▶ _DATA EXCERPTS_:
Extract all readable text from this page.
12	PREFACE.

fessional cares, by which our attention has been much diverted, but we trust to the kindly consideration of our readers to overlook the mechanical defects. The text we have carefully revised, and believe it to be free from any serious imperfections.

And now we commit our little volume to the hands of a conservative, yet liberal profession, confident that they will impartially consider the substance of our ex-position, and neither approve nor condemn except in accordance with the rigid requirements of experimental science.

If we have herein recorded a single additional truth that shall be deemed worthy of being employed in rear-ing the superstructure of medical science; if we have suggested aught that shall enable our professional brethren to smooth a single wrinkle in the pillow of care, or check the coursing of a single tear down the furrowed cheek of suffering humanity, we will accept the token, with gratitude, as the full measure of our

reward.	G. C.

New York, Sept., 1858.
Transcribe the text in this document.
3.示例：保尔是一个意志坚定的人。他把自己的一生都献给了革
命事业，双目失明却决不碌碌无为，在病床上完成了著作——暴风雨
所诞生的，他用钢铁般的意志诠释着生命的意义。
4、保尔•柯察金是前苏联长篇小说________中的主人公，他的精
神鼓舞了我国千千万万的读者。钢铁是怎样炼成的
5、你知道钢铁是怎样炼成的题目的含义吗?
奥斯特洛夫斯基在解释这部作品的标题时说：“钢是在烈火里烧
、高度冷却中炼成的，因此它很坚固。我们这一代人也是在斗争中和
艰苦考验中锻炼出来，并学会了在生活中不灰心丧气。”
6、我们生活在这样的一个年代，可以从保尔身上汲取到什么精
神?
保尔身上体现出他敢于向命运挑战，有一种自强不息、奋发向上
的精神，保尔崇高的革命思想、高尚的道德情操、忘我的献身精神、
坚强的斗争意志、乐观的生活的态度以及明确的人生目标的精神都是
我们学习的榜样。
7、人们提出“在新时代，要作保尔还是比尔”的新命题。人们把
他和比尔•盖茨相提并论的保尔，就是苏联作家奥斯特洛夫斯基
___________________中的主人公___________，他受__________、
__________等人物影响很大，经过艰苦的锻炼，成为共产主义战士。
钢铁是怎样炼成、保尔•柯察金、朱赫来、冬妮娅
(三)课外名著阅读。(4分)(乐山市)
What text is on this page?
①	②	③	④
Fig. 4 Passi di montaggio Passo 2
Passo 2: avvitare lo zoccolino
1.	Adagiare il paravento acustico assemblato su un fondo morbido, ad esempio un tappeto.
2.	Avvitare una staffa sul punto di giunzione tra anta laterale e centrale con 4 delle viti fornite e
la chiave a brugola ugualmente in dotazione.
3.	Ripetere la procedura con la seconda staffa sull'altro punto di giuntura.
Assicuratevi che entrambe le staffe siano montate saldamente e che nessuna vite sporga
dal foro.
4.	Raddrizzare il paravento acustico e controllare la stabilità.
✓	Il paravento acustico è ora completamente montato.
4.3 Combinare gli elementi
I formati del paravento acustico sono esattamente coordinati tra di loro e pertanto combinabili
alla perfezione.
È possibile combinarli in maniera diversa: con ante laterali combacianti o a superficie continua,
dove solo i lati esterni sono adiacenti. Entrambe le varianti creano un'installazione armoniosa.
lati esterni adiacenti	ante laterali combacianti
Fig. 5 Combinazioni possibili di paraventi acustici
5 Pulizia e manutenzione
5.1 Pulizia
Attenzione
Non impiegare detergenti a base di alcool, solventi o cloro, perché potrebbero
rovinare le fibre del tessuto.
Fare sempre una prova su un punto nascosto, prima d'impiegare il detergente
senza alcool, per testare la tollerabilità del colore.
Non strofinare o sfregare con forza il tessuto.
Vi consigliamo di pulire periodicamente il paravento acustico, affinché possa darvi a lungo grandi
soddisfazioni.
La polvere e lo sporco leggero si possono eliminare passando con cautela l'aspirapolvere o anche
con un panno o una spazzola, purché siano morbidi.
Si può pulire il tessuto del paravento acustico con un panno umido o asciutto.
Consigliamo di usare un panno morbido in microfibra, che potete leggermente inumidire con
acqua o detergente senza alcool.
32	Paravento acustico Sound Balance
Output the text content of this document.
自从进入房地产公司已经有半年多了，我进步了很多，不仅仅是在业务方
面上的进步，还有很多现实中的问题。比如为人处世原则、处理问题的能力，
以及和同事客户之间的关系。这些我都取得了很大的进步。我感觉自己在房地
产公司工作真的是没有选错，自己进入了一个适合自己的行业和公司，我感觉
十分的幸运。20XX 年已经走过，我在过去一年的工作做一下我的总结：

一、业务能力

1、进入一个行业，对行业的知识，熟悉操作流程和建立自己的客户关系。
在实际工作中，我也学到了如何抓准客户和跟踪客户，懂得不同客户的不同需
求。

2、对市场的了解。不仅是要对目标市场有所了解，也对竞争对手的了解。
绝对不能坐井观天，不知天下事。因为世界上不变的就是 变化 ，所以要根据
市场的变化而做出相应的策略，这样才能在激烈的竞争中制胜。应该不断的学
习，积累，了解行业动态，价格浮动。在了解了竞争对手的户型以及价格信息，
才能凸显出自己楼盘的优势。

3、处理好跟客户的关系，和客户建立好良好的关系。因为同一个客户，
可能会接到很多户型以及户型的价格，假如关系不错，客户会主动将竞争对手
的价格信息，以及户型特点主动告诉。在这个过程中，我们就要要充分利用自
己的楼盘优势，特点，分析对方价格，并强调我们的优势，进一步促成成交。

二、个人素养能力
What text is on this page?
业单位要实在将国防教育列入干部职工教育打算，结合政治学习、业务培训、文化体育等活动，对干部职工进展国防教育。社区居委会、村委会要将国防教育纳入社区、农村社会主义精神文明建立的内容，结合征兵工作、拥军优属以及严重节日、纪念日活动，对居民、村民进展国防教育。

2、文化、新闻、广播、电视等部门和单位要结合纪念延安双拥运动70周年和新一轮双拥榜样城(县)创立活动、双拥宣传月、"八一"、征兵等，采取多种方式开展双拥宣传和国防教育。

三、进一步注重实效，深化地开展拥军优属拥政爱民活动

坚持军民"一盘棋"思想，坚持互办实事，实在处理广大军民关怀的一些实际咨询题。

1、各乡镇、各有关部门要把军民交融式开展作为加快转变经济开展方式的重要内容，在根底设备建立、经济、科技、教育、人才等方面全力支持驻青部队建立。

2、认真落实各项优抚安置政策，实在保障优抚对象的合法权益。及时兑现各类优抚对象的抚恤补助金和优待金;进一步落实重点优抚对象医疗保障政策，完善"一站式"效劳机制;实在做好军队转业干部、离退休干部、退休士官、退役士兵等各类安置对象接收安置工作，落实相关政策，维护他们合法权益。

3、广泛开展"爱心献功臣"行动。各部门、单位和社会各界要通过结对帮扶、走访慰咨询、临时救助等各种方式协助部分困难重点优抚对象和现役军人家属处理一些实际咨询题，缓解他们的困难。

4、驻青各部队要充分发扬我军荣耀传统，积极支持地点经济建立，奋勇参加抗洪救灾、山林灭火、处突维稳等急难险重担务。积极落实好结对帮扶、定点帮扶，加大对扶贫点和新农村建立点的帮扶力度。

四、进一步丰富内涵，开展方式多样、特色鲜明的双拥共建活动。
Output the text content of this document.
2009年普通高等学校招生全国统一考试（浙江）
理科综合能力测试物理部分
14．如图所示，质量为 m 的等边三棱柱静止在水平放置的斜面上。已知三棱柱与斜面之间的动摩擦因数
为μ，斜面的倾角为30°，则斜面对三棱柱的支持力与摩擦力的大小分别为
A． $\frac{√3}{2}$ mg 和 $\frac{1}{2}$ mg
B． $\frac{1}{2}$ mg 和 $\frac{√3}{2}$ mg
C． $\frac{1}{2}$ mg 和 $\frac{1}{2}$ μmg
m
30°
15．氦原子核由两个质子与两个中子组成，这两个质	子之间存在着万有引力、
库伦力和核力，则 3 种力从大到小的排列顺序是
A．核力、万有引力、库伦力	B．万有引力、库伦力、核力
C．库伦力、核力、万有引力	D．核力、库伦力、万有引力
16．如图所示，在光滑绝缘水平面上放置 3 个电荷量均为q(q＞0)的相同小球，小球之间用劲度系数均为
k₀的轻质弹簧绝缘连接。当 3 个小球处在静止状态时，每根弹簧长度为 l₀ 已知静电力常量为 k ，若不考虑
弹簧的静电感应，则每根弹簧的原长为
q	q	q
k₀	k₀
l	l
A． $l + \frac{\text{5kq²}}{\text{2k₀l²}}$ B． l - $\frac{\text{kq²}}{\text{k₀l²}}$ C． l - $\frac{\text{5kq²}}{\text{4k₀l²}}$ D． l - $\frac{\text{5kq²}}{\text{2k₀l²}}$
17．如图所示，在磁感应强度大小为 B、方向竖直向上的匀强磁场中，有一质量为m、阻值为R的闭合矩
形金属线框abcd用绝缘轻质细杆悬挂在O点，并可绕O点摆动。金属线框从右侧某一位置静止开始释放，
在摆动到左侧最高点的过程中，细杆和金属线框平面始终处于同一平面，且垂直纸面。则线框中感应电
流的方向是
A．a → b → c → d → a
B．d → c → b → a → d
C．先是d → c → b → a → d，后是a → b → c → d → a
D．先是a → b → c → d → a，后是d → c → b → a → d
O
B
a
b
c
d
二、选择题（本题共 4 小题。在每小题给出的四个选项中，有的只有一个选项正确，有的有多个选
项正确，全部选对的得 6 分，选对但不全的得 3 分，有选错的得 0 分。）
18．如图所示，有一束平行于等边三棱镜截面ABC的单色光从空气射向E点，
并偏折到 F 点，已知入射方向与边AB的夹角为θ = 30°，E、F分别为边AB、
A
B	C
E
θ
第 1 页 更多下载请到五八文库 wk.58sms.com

▶ _THE REQUEST_: Copy every line of the listing where the word "staffa" appears.

▶ _SOLUTION_:
2.	Avvitare una staffa sul punto di giunzione tra anta laterale e centrale con 4 delle viti fornite e
3.	Ripetere la procedura con la seconda staffa sull'altro punto di giuntura.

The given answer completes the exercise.